◆ **Data rows**
· · ·
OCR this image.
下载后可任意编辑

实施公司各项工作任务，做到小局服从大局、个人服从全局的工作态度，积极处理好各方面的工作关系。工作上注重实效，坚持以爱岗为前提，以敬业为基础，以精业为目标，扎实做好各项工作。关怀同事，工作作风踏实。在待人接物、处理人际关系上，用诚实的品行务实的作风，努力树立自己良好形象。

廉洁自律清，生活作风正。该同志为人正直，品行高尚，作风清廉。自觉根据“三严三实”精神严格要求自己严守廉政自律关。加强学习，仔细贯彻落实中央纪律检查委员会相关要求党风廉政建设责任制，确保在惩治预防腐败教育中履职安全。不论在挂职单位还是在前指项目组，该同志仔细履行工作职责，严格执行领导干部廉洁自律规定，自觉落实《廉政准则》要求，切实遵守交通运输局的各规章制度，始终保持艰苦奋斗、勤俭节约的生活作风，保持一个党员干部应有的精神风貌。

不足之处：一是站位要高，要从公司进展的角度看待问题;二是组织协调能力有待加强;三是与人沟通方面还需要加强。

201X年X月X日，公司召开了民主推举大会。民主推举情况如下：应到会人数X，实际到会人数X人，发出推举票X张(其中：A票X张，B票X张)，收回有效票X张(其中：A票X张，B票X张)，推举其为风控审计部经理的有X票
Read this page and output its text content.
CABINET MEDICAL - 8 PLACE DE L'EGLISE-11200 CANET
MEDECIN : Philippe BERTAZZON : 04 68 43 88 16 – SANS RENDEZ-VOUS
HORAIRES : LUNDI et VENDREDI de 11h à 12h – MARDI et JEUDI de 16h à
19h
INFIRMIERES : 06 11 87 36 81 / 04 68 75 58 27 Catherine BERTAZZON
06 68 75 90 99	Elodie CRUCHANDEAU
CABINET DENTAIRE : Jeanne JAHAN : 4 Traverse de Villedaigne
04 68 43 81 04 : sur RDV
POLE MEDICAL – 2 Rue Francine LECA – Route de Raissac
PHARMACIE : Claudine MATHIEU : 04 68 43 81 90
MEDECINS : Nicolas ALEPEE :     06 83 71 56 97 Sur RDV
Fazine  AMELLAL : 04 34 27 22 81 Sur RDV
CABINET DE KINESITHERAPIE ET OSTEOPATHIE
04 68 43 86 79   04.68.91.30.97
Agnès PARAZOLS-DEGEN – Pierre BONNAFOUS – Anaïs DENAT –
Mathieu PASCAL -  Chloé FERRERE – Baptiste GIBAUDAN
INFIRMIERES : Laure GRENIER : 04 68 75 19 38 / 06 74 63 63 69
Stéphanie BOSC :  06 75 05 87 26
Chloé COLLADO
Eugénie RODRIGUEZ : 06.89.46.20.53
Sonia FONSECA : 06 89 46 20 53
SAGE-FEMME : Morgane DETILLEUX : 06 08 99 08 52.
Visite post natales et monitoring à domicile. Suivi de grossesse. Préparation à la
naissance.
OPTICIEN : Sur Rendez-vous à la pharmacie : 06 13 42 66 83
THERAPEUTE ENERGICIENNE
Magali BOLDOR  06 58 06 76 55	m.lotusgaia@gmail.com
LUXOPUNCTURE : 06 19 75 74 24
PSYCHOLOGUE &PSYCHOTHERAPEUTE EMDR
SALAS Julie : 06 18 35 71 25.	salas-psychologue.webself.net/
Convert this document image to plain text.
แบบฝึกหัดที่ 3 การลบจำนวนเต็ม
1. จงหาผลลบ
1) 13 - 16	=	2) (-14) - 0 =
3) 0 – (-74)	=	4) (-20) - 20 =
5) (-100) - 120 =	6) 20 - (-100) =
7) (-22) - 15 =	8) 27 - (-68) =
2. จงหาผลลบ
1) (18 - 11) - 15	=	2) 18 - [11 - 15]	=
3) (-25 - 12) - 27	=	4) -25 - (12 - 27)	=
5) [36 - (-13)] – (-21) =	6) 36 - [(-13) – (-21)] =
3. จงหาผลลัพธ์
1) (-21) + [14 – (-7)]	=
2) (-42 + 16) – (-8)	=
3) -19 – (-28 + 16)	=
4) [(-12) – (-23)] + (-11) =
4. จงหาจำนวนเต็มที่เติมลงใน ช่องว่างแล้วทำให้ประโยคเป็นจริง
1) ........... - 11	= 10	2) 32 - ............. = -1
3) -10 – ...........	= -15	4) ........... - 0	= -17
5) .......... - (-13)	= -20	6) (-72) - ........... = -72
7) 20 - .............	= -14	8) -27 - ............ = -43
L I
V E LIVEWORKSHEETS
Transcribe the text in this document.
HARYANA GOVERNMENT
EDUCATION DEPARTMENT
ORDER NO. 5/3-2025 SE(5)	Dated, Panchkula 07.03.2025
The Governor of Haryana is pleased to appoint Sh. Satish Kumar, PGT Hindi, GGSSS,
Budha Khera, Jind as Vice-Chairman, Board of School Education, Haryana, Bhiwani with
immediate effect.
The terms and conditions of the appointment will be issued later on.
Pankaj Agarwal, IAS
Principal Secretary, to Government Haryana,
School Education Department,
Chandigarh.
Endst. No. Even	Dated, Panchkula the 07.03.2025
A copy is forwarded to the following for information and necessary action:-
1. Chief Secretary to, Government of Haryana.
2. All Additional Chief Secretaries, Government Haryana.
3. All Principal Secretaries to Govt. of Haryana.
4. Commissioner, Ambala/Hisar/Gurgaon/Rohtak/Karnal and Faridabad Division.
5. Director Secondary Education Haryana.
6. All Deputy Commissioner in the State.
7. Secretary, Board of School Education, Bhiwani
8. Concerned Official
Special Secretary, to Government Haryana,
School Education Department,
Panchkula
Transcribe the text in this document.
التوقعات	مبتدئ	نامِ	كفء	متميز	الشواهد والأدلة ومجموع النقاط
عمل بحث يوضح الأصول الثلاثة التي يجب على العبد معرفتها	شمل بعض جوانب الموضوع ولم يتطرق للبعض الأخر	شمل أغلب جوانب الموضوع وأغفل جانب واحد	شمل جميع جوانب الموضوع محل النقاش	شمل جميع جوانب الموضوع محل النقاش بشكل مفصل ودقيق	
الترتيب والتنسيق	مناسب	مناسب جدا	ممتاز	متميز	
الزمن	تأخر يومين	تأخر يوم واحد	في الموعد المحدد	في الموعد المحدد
· · ·
◆ **Task prompt**
Retype the material above, line by line, exactly.

◆ **Answer to the problem**
OCR this image.
下载后可任意编辑

实施公司各项工作任务，做到小局服从大局、个人服从全局的工作态度，积极处理好各方面的工作关系。工作上注重实效，坚持以爱岗为前提，以敬业为基础，以精业为目标，扎实做好各项工作。关怀同事，工作作风踏实。在待人接物、处理人际关系上，用诚实的品行务实的作风，努力树立自己良好形象。

廉洁自律清，生活作风正。该同志为人正直，品行高尚，作风清廉。自觉根据“三严三实”精神严格要求自己严守廉政自律关。加强学习，仔细贯彻落实中央纪律检查委员会相关要求党风廉政建设责任制，确保在惩治预防腐败教育中履职安全。不论在挂职单位还是在前指项目组，该同志仔细履行工作职责，严格执行领导干部廉洁自律规定，自觉落实《廉政准则》要求，切实遵守交通运输局的各规章制度，始终保持艰苦奋斗、勤俭节约的生活作风，保持一个党员干部应有的精神风貌。

不足之处：一是站位要高，要从公司进展的角度看待问题;二是组织协调能力有待加强;三是与人沟通方面还需要加强。

201X年X月X日，公司召开了民主推举大会。民主推举情况如下：应到会人数X，实际到会人数X人，发出推举票X张(其中：A票X张，B票X张)，收回有效票X张(其中：A票X张，B票X张)，推举其为风控审计部经理的有X票
Read this page and output its text content.
CABINET MEDICAL - 8 PLACE DE L'EGLISE-11200 CANET
MEDECIN : Philippe BERTAZZON : 04 68 43 88 16 – SANS RENDEZ-VOUS
HORAIRES : LUNDI et VENDREDI de 11h à 12h – MARDI et JEUDI de 16h à
19h
INFIRMIERES : 06 11 87 36 81 / 04 68 75 58 27 Catherine BERTAZZON
06 68 75 90 99	Elodie CRUCHANDEAU
CABINET DENTAIRE : Jeanne JAHAN : 4 Traverse de Villedaigne
04 68 43 81 04 : sur RDV
POLE MEDICAL – 2 Rue Francine LECA – Route de Raissac
PHARMACIE : Claudine MATHIEU : 04 68 43 81 90
MEDECINS : Nicolas ALEPEE :     06 83 71 56 97 Sur RDV
Fazine  AMELLAL : 04 34 27 22 81 Sur RDV
CABINET DE KINESITHERAPIE ET OSTEOPATHIE
04 68 43 86 79   04.68.91.30.97
Agnès PARAZOLS-DEGEN – Pierre BONNAFOUS – Anaïs DENAT –
Mathieu PASCAL -  Chloé FERRERE – Baptiste GIBAUDAN
INFIRMIERES : Laure GRENIER : 04 68 75 19 38 / 06 74 63 63 69
Stéphanie BOSC :  06 75 05 87 26
Chloé COLLADO
Eugénie RODRIGUEZ : 06.89.46.20.53
Sonia FONSECA : 06 89 46 20 53
SAGE-FEMME : Morgane DETILLEUX : 06 08 99 08 52.
Visite post natales et monitoring à domicile. Suivi de grossesse. Préparation à la
naissance.
OPTICIEN : Sur Rendez-vous à la pharmacie : 06 13 42 66 83
THERAPEUTE ENERGICIENNE
Magali BOLDOR  06 58 06 76 55	m.lotusgaia@gmail.com
LUXOPUNCTURE : 06 19 75 74 24
PSYCHOLOGUE &PSYCHOTHERAPEUTE EMDR
SALAS Julie : 06 18 35 71 25.	salas-psychologue.webself.net/
Convert this document image to plain text.
แบบฝึกหัดที่ 3 การลบจำนวนเต็ม
1. จงหาผลลบ
1) 13 - 16	=	2) (-14) - 0 =
3) 0 – (-74)	=	4) (-20) - 20 =
5) (-100) - 120 =	6) 20 - (-100) =
7) (-22) - 15 =	8) 27 - (-68) =
2. จงหาผลลบ
1) (18 - 11) - 15	=	2) 18 - [11 - 15]	=
3) (-25 - 12) - 27	=	4) -25 - (12 - 27)	=
5) [36 - (-13)] – (-21) =	6) 36 - [(-13) – (-21)] =
3. จงหาผลลัพธ์
1) (-21) + [14 – (-7)]	=
2) (-42 + 16) – (-8)	=
3) -19 – (-28 + 16)	=
4) [(-12) – (-23)] + (-11) =
4. จงหาจำนวนเต็มที่เติมลงใน ช่องว่างแล้วทำให้ประโยคเป็นจริง
1) ........... - 11	= 10	2) 32 - ............. = -1
3) -10 – ...........	= -15	4) ........... - 0	= -17
5) .......... - (-13)	= -20	6) (-72) - ........... = -72
7) 20 - .............	= -14	8) -27 - ............ = -43
L I
V E LIVEWORKSHEETS
Transcribe the text in this document.
HARYANA GOVERNMENT
EDUCATION DEPARTMENT
ORDER NO. 5/3-2025 SE(5)	Dated, Panchkula 07.03.2025
The Governor of Haryana is pleased to appoint Sh. Satish Kumar, PGT Hindi, GGSSS,
Budha Khera, Jind as Vice-Chairman, Board of School Education, Haryana, Bhiwani with
immediate effect.
The terms and conditions of the appointment will be issued later on.
Pankaj Agarwal, IAS
Principal Secretary, to Government Haryana,
School Education Department,
Chandigarh.
Endst. No. Even	Dated, Panchkula the 07.03.2025
A copy is forwarded to the following for information and necessary action:-
1. Chief Secretary to, Government of Haryana.
2. All Additional Chief Secretaries, Government Haryana.
3. All Principal Secretaries to Govt. of Haryana.
4. Commissioner, Ambala/Hisar/Gurgaon/Rohtak/Karnal and Faridabad Division.
5. Director Secondary Education Haryana.
6. All Deputy Commissioner in the State.
7. Secretary, Board of School Education, Bhiwani
8. Concerned Official
Special Secretary, to Government Haryana,
School Education Department,
Panchkula
Transcribe the text in this document.
التوقعات	مبتدئ	نامِ	كفء	متميز	الشواهد والأدلة ومجموع النقاط
عمل بحث يوضح الأصول الثلاثة التي يجب على العبد معرفتها	شمل بعض جوانب الموضوع ولم يتطرق للبعض الأخر	شمل أغلب جوانب الموضوع وأغفل جانب واحد	شمل جميع جوانب الموضوع محل النقاش	شمل جميع جوانب الموضوع محل النقاش بشكل مفصل ودقيق	
الترتيب والتنسيق	مناسب	مناسب جدا	ممتاز	متميز	
الزمن	تأخر يومين	تأخر يوم واحد	في الموعد المحدد	في الموعد المحدد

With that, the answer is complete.